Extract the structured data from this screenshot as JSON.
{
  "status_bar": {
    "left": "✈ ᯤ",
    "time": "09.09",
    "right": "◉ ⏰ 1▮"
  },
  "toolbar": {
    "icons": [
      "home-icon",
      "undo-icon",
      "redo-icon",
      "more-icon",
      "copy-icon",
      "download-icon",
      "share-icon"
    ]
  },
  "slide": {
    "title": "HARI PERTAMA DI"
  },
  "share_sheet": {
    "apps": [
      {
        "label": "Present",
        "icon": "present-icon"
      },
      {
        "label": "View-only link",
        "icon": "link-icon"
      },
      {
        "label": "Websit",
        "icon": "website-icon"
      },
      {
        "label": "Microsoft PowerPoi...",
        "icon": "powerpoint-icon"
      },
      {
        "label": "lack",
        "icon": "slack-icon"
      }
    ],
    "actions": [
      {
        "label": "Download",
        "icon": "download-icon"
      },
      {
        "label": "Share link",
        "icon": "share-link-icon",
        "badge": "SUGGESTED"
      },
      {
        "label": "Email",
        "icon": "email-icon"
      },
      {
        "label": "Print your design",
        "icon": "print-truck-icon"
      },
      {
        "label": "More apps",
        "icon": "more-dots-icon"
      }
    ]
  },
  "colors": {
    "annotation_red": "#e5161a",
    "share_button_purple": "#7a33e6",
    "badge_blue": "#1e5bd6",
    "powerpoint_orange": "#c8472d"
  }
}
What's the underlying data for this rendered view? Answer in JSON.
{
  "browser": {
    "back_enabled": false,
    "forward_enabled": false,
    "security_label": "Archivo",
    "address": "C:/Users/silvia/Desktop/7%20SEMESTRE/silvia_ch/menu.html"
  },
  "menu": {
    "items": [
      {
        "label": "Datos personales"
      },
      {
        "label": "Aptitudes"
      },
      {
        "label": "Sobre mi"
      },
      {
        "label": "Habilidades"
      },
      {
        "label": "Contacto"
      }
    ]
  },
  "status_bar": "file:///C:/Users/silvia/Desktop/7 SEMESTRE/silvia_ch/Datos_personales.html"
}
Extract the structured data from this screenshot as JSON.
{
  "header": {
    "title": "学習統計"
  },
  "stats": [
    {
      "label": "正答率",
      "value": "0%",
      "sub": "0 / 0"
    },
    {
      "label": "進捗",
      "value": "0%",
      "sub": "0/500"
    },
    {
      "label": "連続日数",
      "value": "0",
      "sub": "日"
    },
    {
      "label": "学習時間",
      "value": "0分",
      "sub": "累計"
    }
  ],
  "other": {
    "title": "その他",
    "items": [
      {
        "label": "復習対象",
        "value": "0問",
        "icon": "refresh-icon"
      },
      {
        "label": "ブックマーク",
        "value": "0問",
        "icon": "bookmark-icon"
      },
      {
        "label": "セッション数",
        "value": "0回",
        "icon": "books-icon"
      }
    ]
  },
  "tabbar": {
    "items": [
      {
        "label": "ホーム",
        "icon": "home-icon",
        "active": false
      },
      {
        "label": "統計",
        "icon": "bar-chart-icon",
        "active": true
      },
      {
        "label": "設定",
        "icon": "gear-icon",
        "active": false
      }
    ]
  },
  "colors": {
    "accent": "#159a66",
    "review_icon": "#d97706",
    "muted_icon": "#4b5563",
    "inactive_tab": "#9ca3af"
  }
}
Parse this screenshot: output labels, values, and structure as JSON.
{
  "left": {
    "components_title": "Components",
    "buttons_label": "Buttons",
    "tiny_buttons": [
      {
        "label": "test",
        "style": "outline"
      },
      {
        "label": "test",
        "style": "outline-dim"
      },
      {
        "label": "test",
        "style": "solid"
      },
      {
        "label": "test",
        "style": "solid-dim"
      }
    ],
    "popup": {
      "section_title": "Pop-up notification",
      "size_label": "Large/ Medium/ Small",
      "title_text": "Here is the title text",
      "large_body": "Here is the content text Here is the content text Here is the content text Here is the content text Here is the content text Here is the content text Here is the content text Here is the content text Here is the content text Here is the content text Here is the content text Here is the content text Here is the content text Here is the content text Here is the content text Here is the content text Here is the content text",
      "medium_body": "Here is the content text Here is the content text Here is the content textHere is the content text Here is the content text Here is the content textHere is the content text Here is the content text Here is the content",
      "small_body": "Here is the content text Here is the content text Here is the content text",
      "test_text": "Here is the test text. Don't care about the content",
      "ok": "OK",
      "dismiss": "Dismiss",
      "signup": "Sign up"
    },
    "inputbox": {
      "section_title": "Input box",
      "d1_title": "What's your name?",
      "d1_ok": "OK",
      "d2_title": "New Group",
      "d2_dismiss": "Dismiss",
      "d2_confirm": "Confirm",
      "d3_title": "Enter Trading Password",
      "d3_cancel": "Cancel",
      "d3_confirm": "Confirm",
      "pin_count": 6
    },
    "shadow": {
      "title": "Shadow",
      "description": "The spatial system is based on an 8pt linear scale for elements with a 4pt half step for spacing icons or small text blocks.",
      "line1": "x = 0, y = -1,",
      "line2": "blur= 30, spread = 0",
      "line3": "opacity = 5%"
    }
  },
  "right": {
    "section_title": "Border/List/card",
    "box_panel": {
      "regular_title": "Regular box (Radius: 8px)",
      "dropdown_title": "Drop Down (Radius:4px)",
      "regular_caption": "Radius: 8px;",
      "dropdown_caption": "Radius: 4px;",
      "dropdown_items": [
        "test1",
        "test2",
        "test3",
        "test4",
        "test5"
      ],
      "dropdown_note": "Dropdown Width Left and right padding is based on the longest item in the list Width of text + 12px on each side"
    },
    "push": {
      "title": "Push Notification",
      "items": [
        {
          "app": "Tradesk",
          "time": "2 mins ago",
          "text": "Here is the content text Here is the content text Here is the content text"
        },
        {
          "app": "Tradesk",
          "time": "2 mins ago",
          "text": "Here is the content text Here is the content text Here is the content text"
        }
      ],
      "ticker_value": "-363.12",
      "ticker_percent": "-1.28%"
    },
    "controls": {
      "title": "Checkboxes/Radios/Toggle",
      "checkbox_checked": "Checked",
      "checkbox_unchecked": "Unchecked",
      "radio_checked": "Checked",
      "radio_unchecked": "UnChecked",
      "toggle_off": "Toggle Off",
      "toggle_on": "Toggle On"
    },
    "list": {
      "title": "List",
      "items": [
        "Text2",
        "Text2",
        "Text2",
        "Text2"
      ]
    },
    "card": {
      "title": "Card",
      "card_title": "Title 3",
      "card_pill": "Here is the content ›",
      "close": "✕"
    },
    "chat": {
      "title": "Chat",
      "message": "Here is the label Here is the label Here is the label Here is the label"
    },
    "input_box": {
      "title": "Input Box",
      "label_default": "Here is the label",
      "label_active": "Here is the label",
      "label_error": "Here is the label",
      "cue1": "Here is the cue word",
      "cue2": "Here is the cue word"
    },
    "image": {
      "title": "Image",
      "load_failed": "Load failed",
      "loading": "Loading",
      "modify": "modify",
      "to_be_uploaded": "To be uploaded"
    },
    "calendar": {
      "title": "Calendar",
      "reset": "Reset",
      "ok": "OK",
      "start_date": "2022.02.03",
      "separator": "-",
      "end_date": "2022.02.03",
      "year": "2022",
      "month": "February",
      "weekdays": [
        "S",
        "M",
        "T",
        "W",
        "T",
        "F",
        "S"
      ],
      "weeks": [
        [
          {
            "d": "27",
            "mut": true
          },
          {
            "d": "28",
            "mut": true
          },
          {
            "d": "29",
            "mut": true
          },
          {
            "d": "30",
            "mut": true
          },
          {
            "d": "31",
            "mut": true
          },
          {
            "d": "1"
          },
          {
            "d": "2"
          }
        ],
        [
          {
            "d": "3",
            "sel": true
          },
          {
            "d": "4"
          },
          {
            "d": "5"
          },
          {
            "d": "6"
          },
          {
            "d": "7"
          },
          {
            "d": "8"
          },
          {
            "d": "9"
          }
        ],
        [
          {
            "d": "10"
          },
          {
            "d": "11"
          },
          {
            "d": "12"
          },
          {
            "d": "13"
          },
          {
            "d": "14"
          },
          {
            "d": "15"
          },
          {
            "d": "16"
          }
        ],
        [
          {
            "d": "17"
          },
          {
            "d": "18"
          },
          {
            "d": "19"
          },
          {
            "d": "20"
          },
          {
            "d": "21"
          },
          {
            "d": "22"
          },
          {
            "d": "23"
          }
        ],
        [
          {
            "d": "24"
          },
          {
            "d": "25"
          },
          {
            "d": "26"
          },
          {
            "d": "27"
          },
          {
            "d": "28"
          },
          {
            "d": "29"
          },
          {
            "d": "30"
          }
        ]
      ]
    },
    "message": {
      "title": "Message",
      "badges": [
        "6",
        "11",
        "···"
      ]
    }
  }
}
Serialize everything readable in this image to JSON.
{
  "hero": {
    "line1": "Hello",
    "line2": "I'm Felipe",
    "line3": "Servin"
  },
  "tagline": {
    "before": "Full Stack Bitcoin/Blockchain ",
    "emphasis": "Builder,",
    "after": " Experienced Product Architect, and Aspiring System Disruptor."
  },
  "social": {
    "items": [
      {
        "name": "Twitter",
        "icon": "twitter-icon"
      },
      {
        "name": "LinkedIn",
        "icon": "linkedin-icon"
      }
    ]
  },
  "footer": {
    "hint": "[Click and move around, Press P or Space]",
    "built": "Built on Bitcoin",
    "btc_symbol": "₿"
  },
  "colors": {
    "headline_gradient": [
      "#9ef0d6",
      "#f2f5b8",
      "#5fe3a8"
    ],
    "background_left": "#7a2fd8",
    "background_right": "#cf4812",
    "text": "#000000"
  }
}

- **GIVEN TASK**
Within the records above, how many lines include the word "false"? State the number by itself.

- **CORRECT RESPONSE**
4